▶ [The task]: Your task is to tally the lines of the listing containing the word "have" and report the figure alone.

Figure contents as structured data
════════════════════

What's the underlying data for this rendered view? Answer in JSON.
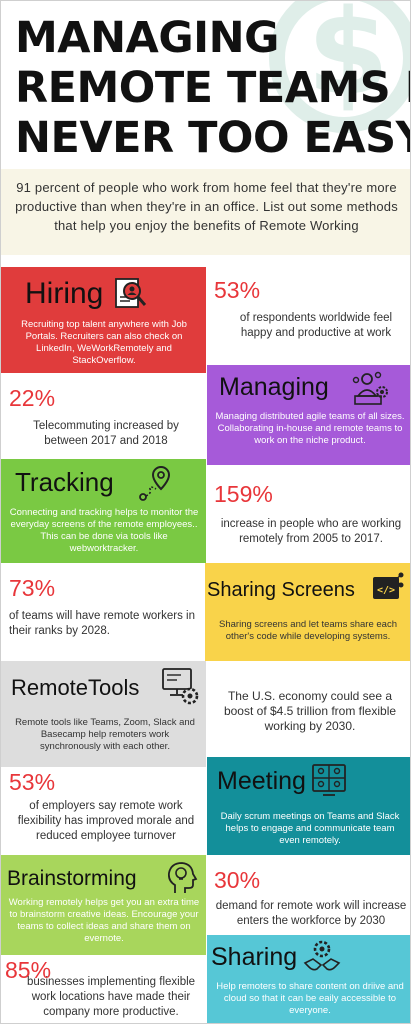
{
  "title": {
    "line1": "MANAGING",
    "line2": "REMOTE TEAMS IS",
    "line3": "NEVER TOO EASY"
  },
  "intro": "91 percent of people who work from home feel that they're more productive than when they're in an office. List out some methods that help you enjoy the benefits of Remote Working",
  "cards": {
    "hiring": {
      "heading": "Hiring",
      "text": "Recruiting top talent anywhere with Job Portals. Recruiters can also check on LinkedIn, WeWorkRemotely and StackOverflow.",
      "color": "#e03c3c",
      "icon": "resume-search-icon"
    },
    "managing": {
      "heading": "Managing",
      "text": "Managing distributed agile teams of all sizes. Collaborating in-house and remote teams to work on the niche product.",
      "color": "#a65ad9",
      "icon": "manager-gear-icon"
    },
    "tracking": {
      "heading": "Tracking",
      "text": "Connecting and tracking helps to monitor the everyday screens of the remote employees.. This can be done via tools like webworktracker.",
      "color": "#7ac943",
      "icon": "route-pin-icon"
    },
    "sharing_screens": {
      "heading": "Sharing Screens",
      "text": "Sharing screens and let teams share each other's code while developing systems.",
      "color": "#f9d34a",
      "icon": "code-share-icon"
    },
    "remotetools": {
      "heading": "RemoteTools",
      "text": "Remote tools like Teams, Zoom, Slack and Basecamp help remoters work synchronously with each other.",
      "color": "#dddddd",
      "icon": "monitor-gear-icon"
    },
    "meeting": {
      "heading": "Meeting",
      "text": "Daily scrum meetings on Teams and Slack helps to engage and communicate team even remotely.",
      "color": "#138f9a",
      "icon": "video-meeting-icon"
    },
    "brainstorming": {
      "heading": "Brainstorming",
      "text": "Working remotely helps get you an extra time to brainstorm creative ideas. Encourage your teams to collect ideas and share them on evernote.",
      "color": "#a8d65c",
      "icon": "head-bulb-icon"
    },
    "sharing": {
      "heading": "Sharing",
      "text": "Help remoters to share content on driive and cloud so that it can be eaily accessible to everyone.",
      "color": "#56c7d6",
      "icon": "handshake-gear-icon"
    }
  },
  "stats": {
    "s53a": {
      "num": "53%",
      "text": "of respondents worldwide feel happy and productive at work"
    },
    "s22": {
      "num": "22%",
      "text": "Telecommuting increased by between 2017 and 2018"
    },
    "s159": {
      "num": "159%",
      "text": "increase in people who are working remotely from 2005 to 2017."
    },
    "s73": {
      "num": "73%",
      "text": "of teams will have remote workers in their ranks by 2028."
    },
    "economy": {
      "text": "The U.S. economy could see a boost of $4.5 trillion from flexible working by 2030."
    },
    "s53b": {
      "num": "53%",
      "text": "of employers say remote work flexibility has improved morale and reduced employee turnover"
    },
    "s30": {
      "num": "30%",
      "text": "demand for remote work will increase enters the workforce by 2030"
    },
    "s85": {
      "num": "85%",
      "text": "businesses implementing flexible work locations have made their company more productive."
    }
  },
  "colors": {
    "stat_number": "#e8363a",
    "intro_bg": "#f8f5e6",
    "decoration": "#dfeee9"
  }
}
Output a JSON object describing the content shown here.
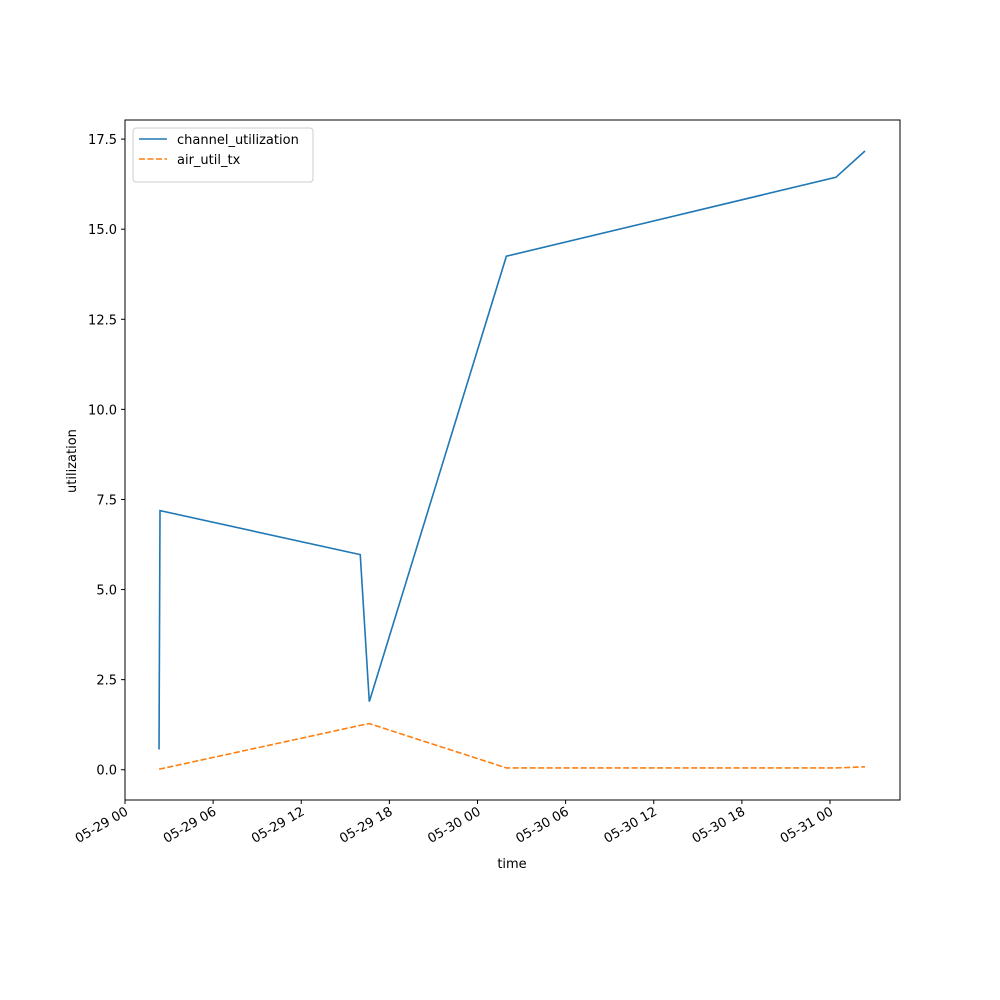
{
  "chart_data": {
    "type": "line",
    "xlabel": "time",
    "ylabel": "utilization",
    "x": [
      "05-29 02:19",
      "05-29 02:23",
      "05-29 16:01",
      "05-29 16:38",
      "05-30 01:58",
      "05-31 00:24",
      "05-31 02:23"
    ],
    "series": [
      {
        "name": "channel_utilization",
        "color": "#1f77b4",
        "dash": "solid",
        "values": [
          0.56,
          7.19,
          5.97,
          1.89,
          14.25,
          16.44,
          17.17
        ]
      },
      {
        "name": "air_util_tx",
        "color": "#ff7f0e",
        "dash": "dashed",
        "values": [
          0.02,
          0.02,
          1.23,
          1.28,
          0.05,
          0.05,
          0.08
        ]
      }
    ],
    "xlim": [
      "05-29 00:00",
      "05-31 04:46"
    ],
    "xticks": [
      "05-29 00",
      "05-29 06",
      "05-29 12",
      "05-29 18",
      "05-30 00",
      "05-30 06",
      "05-30 12",
      "05-30 18",
      "05-31 00"
    ],
    "ylim": [
      -0.84,
      18.03
    ],
    "yticks": [
      {
        "value": 0,
        "label": "0.0"
      },
      2.5,
      {
        "value": 5,
        "label": "5.0"
      },
      7.5,
      {
        "value": 10,
        "label": "10.0"
      },
      12.5,
      {
        "value": 15,
        "label": "15.0"
      },
      17.5
    ],
    "legend": "upper left",
    "grid": false
  }
}
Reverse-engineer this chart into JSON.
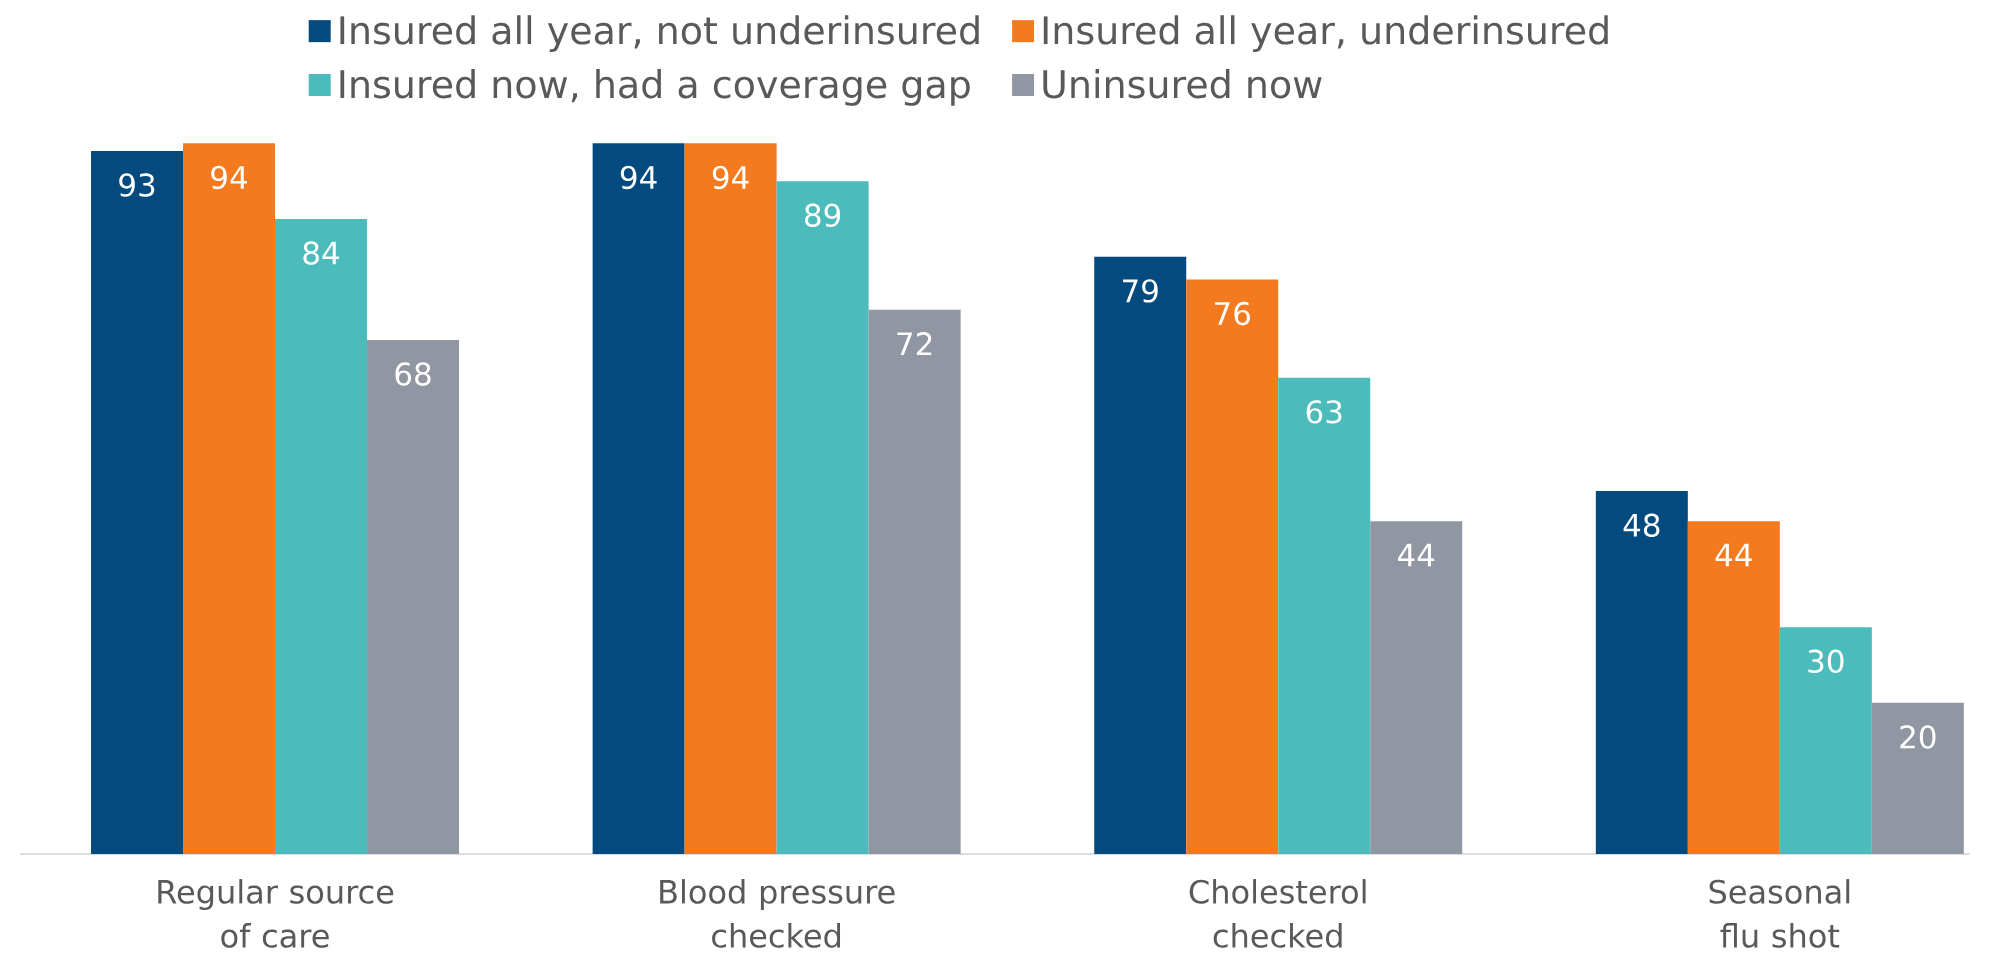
{
  "chart_data": {
    "type": "bar",
    "categories": [
      "Regular source\nof care",
      "Blood pressure\nchecked",
      "Cholesterol\nchecked",
      "Seasonal\nflu shot"
    ],
    "series": [
      {
        "name": "Insured all year, not underinsured",
        "color": "#034a7e",
        "values": [
          93,
          94,
          79,
          48
        ]
      },
      {
        "name": "Insured all year, underinsured",
        "color": "#f47a20",
        "values": [
          94,
          94,
          76,
          44
        ]
      },
      {
        "name": "Insured now, had a coverage gap",
        "color": "#4bbcbb",
        "values": [
          84,
          89,
          63,
          30
        ]
      },
      {
        "name": "Uninsured now",
        "color": "#9097a2",
        "values": [
          68,
          72,
          44,
          20
        ]
      }
    ],
    "data_labels": true,
    "legend": "top",
    "tick_labels": "x"
  }
}
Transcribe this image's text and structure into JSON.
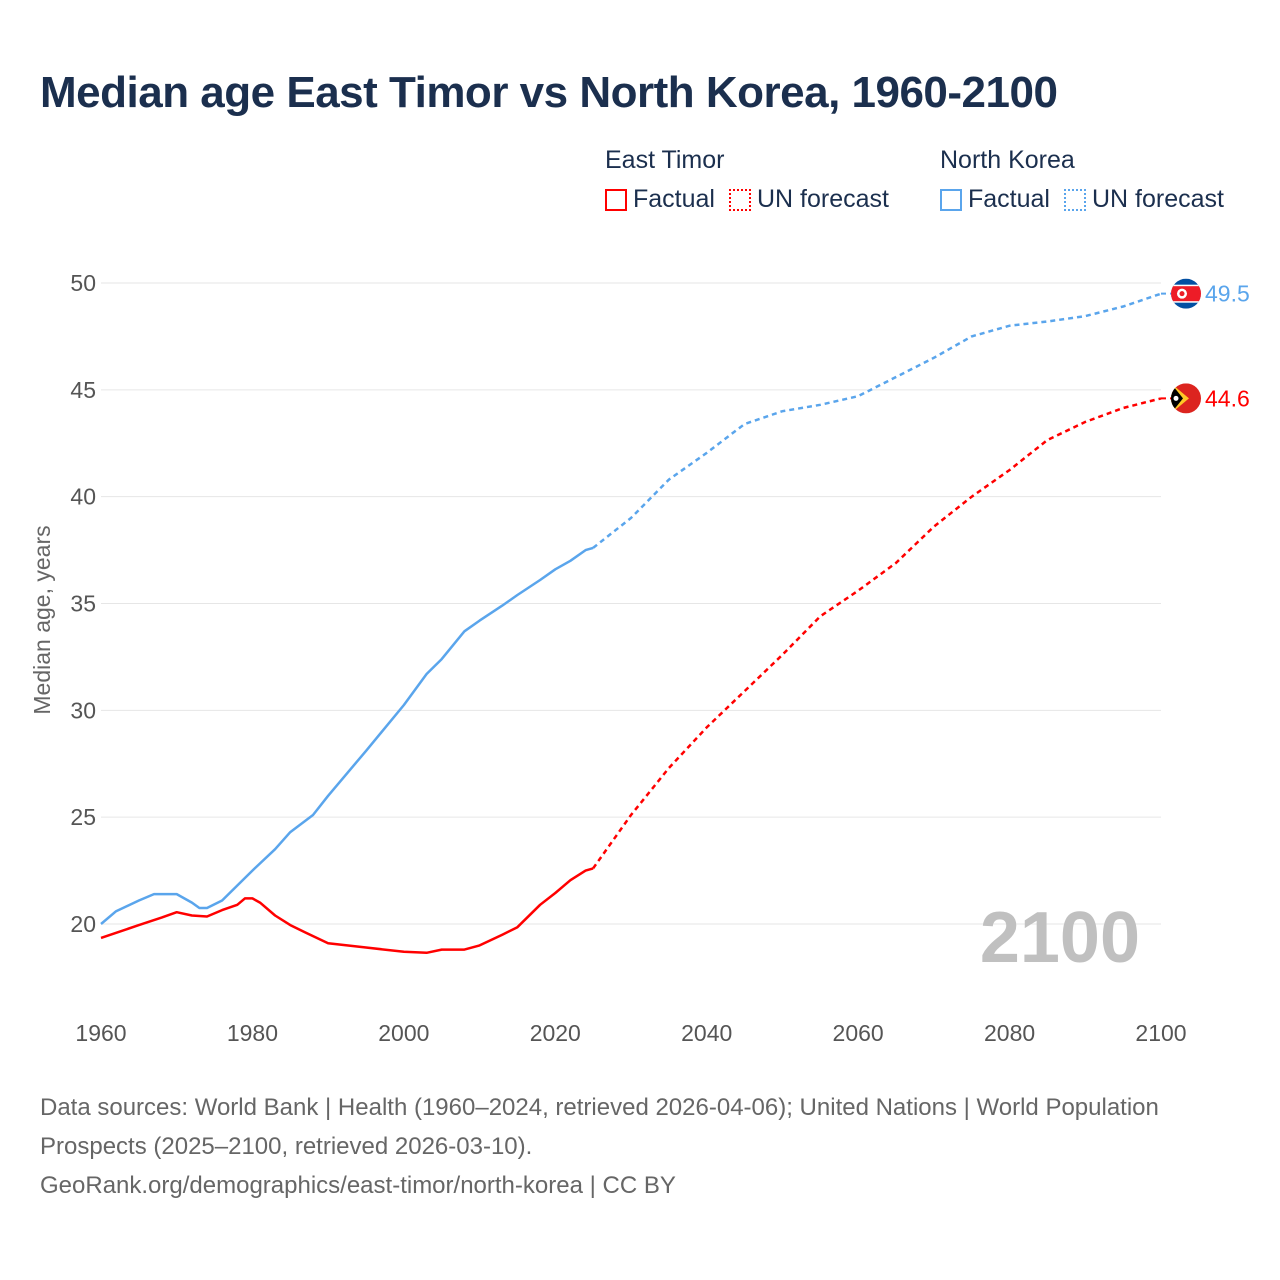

════════════════════

▶ [Written solution]: 2